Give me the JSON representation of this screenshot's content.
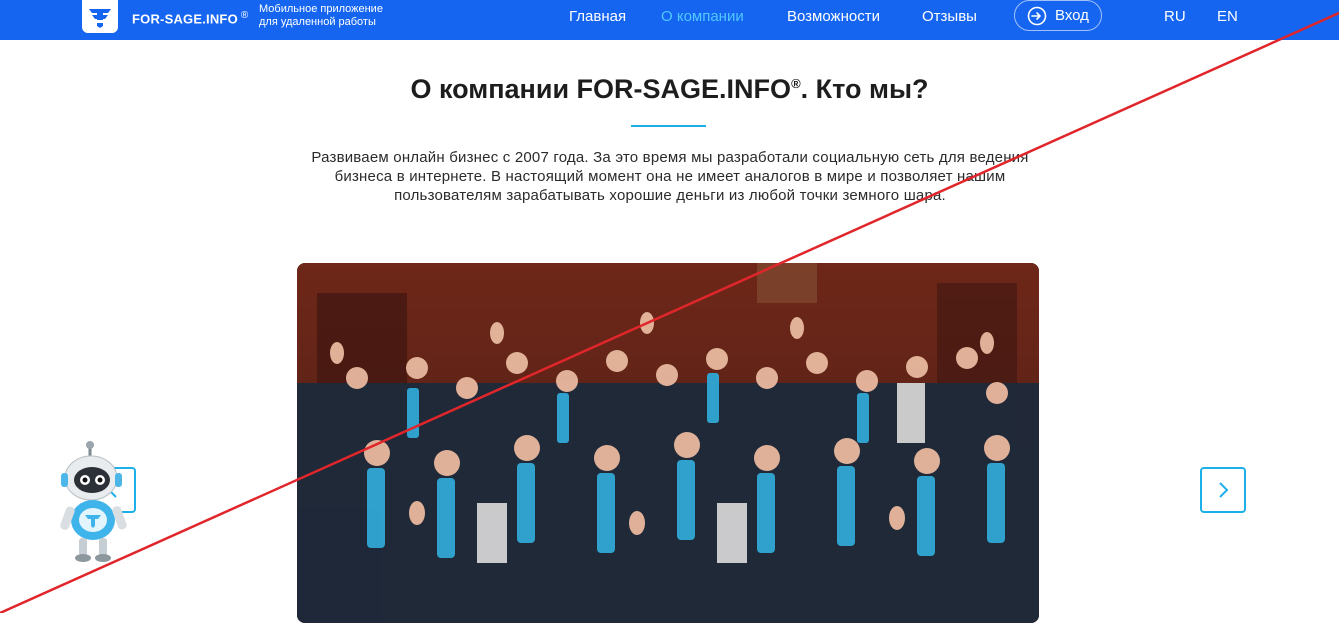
{
  "header": {
    "logo_icon": "f-logo-icon",
    "brand": "FOR-SAGE.INFO",
    "brand_mark": "®",
    "tagline_line1": "Мобильное приложение",
    "tagline_line2": "для удаленной работы",
    "nav": {
      "home": "Главная",
      "about": "О компании",
      "features": "Возможности",
      "reviews": "Отзывы"
    },
    "login_label": "Вход",
    "lang_ru": "RU",
    "lang_en": "EN"
  },
  "about": {
    "title": "О компании FOR-SAGE.INFO",
    "title_mark": "®",
    "title_suffix": ". Кто мы?",
    "intro": "Развиваем онлайн бизнес с 2007 года. За это время мы разработали социальную сеть для ведения бизнеса в интернете. В настоящий момент она не имеет аналогов в мире и позволяет нашим пользователям зарабатывать хорошие деньги из любой точки земного шара."
  },
  "carousel": {
    "prev_icon": "chevron-left-icon",
    "next_icon": "chevron-right-icon"
  },
  "colors": {
    "header_bg": "#1565f0",
    "nav_active": "#52c8ff",
    "accent": "#18aee6",
    "strike_line": "#e0262b"
  }
}
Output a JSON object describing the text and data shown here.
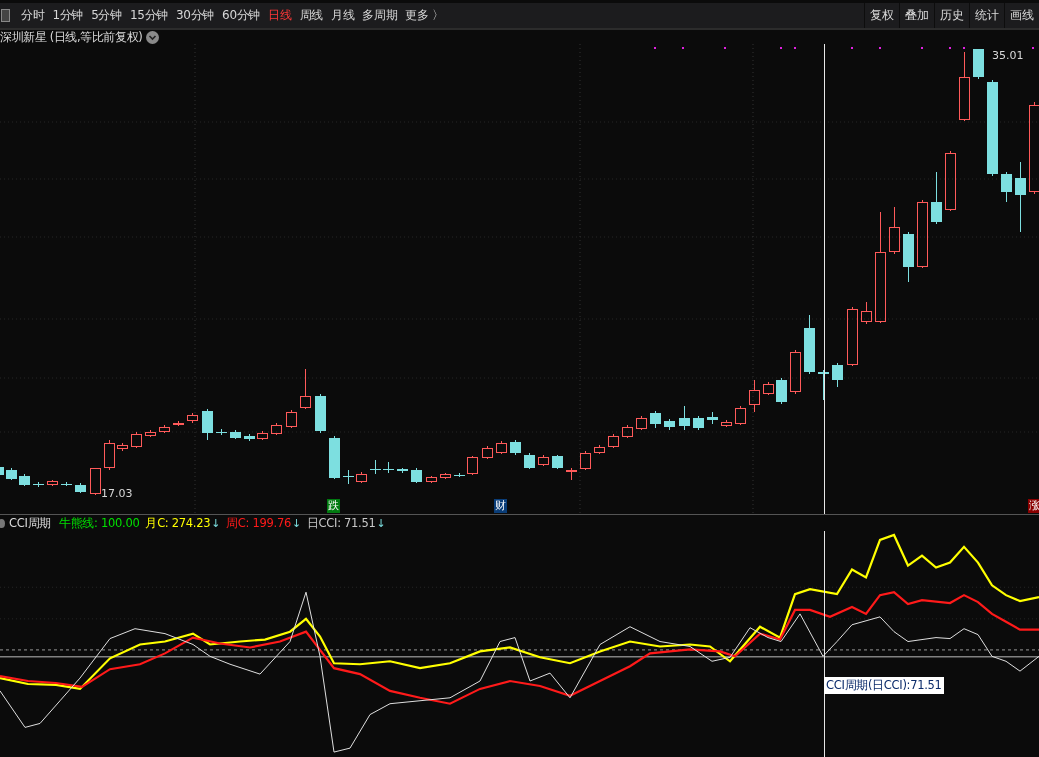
{
  "toolbar": {
    "tabs": [
      {
        "label": "分时",
        "selected": false
      },
      {
        "label": "1分钟",
        "selected": false
      },
      {
        "label": "5分钟",
        "selected": false
      },
      {
        "label": "15分钟",
        "selected": false
      },
      {
        "label": "30分钟",
        "selected": false
      },
      {
        "label": "60分钟",
        "selected": false
      },
      {
        "label": "日线",
        "selected": true
      },
      {
        "label": "周线",
        "selected": false
      },
      {
        "label": "月线",
        "selected": false
      },
      {
        "label": "多周期",
        "selected": false
      },
      {
        "label": "更多 〉",
        "selected": false
      }
    ],
    "buttons": [
      "复权",
      "叠加",
      "历史",
      "统计",
      "画线"
    ]
  },
  "chart": {
    "title": "深圳新星 (日线,等比前复权)",
    "high_label": "35.01",
    "low_label": "17.03",
    "markers": [
      {
        "text": "跌",
        "color": "#007a10"
      },
      {
        "text": "财",
        "color": "#0a3d78"
      },
      {
        "text": "涨",
        "color": "#8a0000"
      }
    ]
  },
  "indicator": {
    "name": "CCI周期",
    "items": [
      {
        "text": "牛熊线: 100.00",
        "color": "#00e000"
      },
      {
        "text": "月C: 274.23",
        "color": "#ffff00",
        "arrow": "↓"
      },
      {
        "text": "周C: 199.76",
        "color": "#ff1a1a",
        "arrow": "↓"
      },
      {
        "text": "日CCI: 71.51",
        "color": "#c8c8c8",
        "arrow": "↓"
      }
    ],
    "tooltip": "CCI周期(日CCI):71.51"
  }
}
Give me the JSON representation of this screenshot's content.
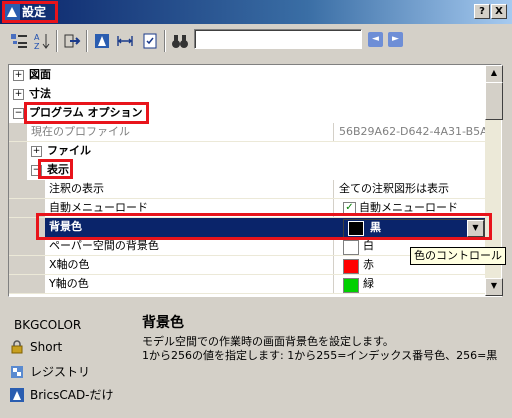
{
  "window": {
    "title": "設定",
    "help_btn": "?",
    "close_btn": "X"
  },
  "toolbar": {
    "icons": [
      "categorized-view-icon",
      "alphabetical-view-icon",
      "export-icon",
      "bricscad-icon",
      "dimension-icon",
      "checklist-icon",
      "binoculars-icon"
    ],
    "search_value": "",
    "prev_btn": "◄",
    "next_btn": "►"
  },
  "grid": {
    "rows": {
      "zumen": "図面",
      "sunpo": "寸法",
      "program_options": "プログラム オプション",
      "current_profile_label": "現在のプロファイル",
      "current_profile_value": "56B29A62-D642-4A31-B5A",
      "file": "ファイル",
      "display": "表示",
      "annotation_label": "注釈の表示",
      "annotation_value": "全ての注釈図形は表示",
      "auto_menu_label": "自動メニューロード",
      "auto_menu_value": "自動メニューロード",
      "bkg_label": "背景色",
      "bkg_value": "黒",
      "paper_bkg_label": "ペーパー空間の背景色",
      "paper_bkg_value": "白",
      "x_axis_label": "X軸の色",
      "x_axis_value": "赤",
      "y_axis_label": "Y軸の色",
      "y_axis_value": "緑"
    },
    "colors": {
      "black": "#000000",
      "white": "#ffffff",
      "red": "#ff0000",
      "green": "#00d000",
      "selection": "#0a246a"
    },
    "tooltip": "色のコントロール"
  },
  "info": {
    "var_name": "BKGCOLOR",
    "title": "背景色",
    "desc_line1": "モデル空間での作業時の画面背景色を設定します。",
    "desc_line2": "1から256の値を指定します: 1から255=インデックス番号色、256=黒",
    "short": "Short",
    "registry": "レジストリ",
    "bricscad_only": "BricsCAD-だけ"
  },
  "accent": "#e8141b"
}
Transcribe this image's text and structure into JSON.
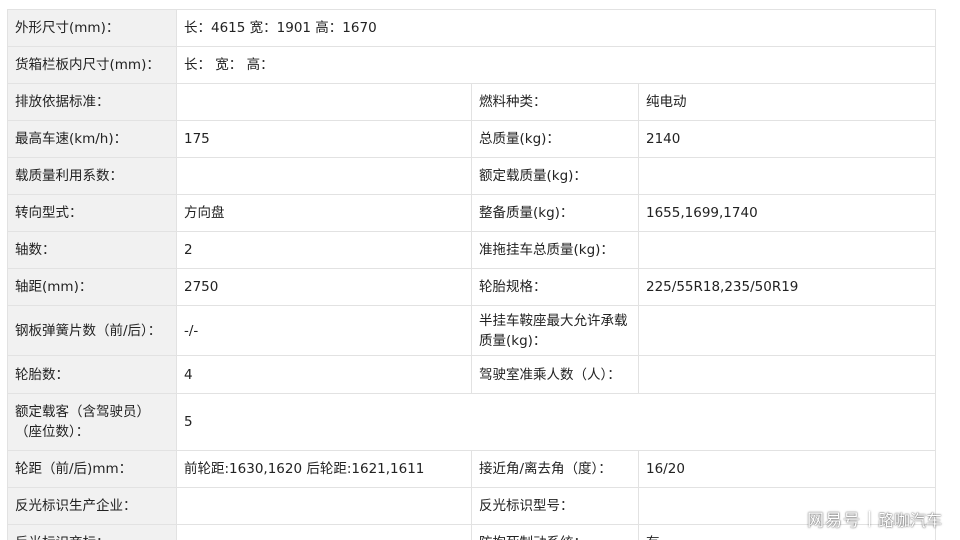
{
  "rows": [
    {
      "label": "外形尺寸(mm)：",
      "value": "长：4615 宽：1901 高：1670"
    },
    {
      "label": "货箱栏板内尺寸(mm)：",
      "value": "长： 宽： 高："
    },
    {
      "left_label": "排放依据标准：",
      "left_value": "",
      "right_label": "燃料种类：",
      "right_value": "纯电动"
    },
    {
      "left_label": "最高车速(km/h)：",
      "left_value": "175",
      "right_label": "总质量(kg)：",
      "right_value": "2140"
    },
    {
      "left_label": "载质量利用系数：",
      "left_value": "",
      "right_label": "额定载质量(kg)：",
      "right_value": ""
    },
    {
      "left_label": "转向型式：",
      "left_value": "方向盘",
      "right_label": "整备质量(kg)：",
      "right_value": "1655,1699,1740"
    },
    {
      "left_label": "轴数：",
      "left_value": "2",
      "right_label": "准拖挂车总质量(kg)：",
      "right_value": ""
    },
    {
      "left_label": "轴距(mm)：",
      "left_value": "2750",
      "right_label": "轮胎规格：",
      "right_value": "225/55R18,235/50R19"
    },
    {
      "left_label": "钢板弹簧片数（前/后）：",
      "left_value": "-/-",
      "right_label": "半挂车鞍座最大允许承载质量(kg)：",
      "right_value": ""
    },
    {
      "left_label": "轮胎数：",
      "left_value": "4",
      "right_label": "驾驶室准乘人数（人）：",
      "right_value": ""
    },
    {
      "label": "额定载客（含驾驶员）（座位数）：",
      "value": "5"
    },
    {
      "left_label": "轮距（前/后)mm：",
      "left_value": "前轮距:1630,1620 后轮距:1621,1611",
      "right_label": "接近角/离去角（度）：",
      "right_value": "16/20"
    },
    {
      "left_label": "反光标识生产企业：",
      "left_value": "",
      "right_label": "反光标识型号：",
      "right_value": ""
    },
    {
      "left_label": "反光标识商标：",
      "left_value": "",
      "right_label": "防抱死制动系统：",
      "right_value": "有"
    }
  ],
  "watermark": {
    "brand": "网易号",
    "account": "路咖汽车"
  }
}
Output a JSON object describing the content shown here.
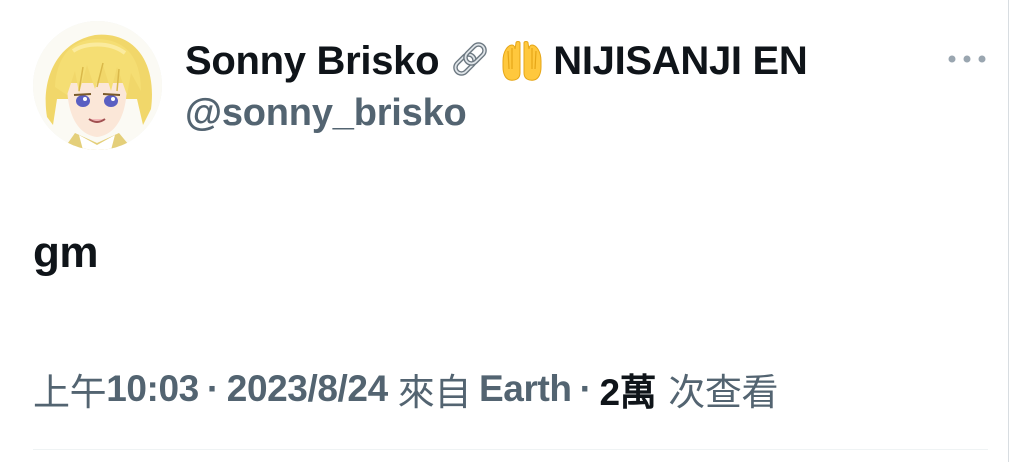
{
  "author": {
    "display_name": "Sonny Brisko",
    "affiliation": "NIJISANJI EN",
    "name_icons": [
      "link-icon",
      "raising-hands-emoji"
    ],
    "handle": "@sonny_brisko",
    "avatar_icon": "anime-avatar"
  },
  "tweet": {
    "text": "gm"
  },
  "meta": {
    "time_prefix": "上午",
    "time": "10:03",
    "separator": "·",
    "date": "2023/8/24",
    "source_prefix": "來自",
    "source": "Earth",
    "views_count": "2萬",
    "views_label": "次查看"
  },
  "actions": {
    "more_icon": "more-horizontal-icon"
  },
  "colors": {
    "primary_text": "#0f1419",
    "secondary_text": "#536471",
    "divider": "#eff3f4"
  }
}
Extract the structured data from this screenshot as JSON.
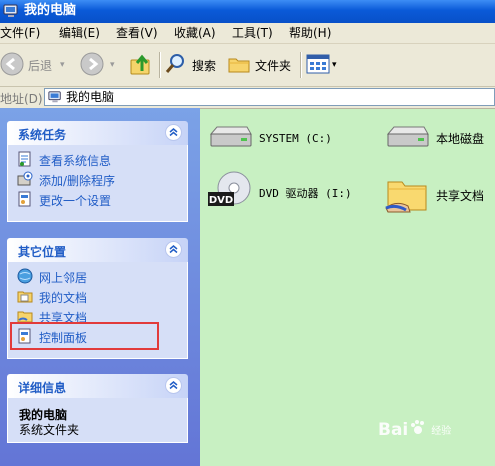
{
  "window": {
    "title": "我的电脑"
  },
  "menu": [
    "文件(F)",
    "编辑(E)",
    "查看(V)",
    "收藏(A)",
    "工具(T)",
    "帮助(H)"
  ],
  "toolbar": {
    "back": "后退",
    "search": "搜索",
    "folders": "文件夹"
  },
  "address": {
    "label": "地址(D)",
    "value": "我的电脑"
  },
  "panels": {
    "tasks": {
      "title": "系统任务",
      "items": [
        "查看系统信息",
        "添加/删除程序",
        "更改一个设置"
      ]
    },
    "places": {
      "title": "其它位置",
      "items": [
        "网上邻居",
        "我的文档",
        "共享文档",
        "控制面板"
      ]
    },
    "details": {
      "title": "详细信息",
      "name": "我的电脑",
      "type": "系统文件夹"
    }
  },
  "content": {
    "items": [
      {
        "label": "SYSTEM (C:)",
        "icon": "hard-drive-icon"
      },
      {
        "label": "本地磁盘",
        "icon": "hard-drive-icon"
      },
      {
        "label": "DVD 驱动器 (I:)",
        "icon": "dvd-drive-icon"
      },
      {
        "label": "共享文档",
        "icon": "shared-folder-icon"
      }
    ]
  },
  "watermark": {
    "brand": "Bai",
    "suffix": "经验"
  },
  "colors": {
    "title_bar": "#0a5ad8",
    "left_pane": "#6f8fe0",
    "link": "#215dc6",
    "highlight": "#e23b3b"
  }
}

● ● ● ● ● ● ●

Search the data for "компании" and list every line in which it occurs.

▶ **Result of the exercise**
      "about": "О компании",
    "title": "О компании FOR-SAGE.INFO",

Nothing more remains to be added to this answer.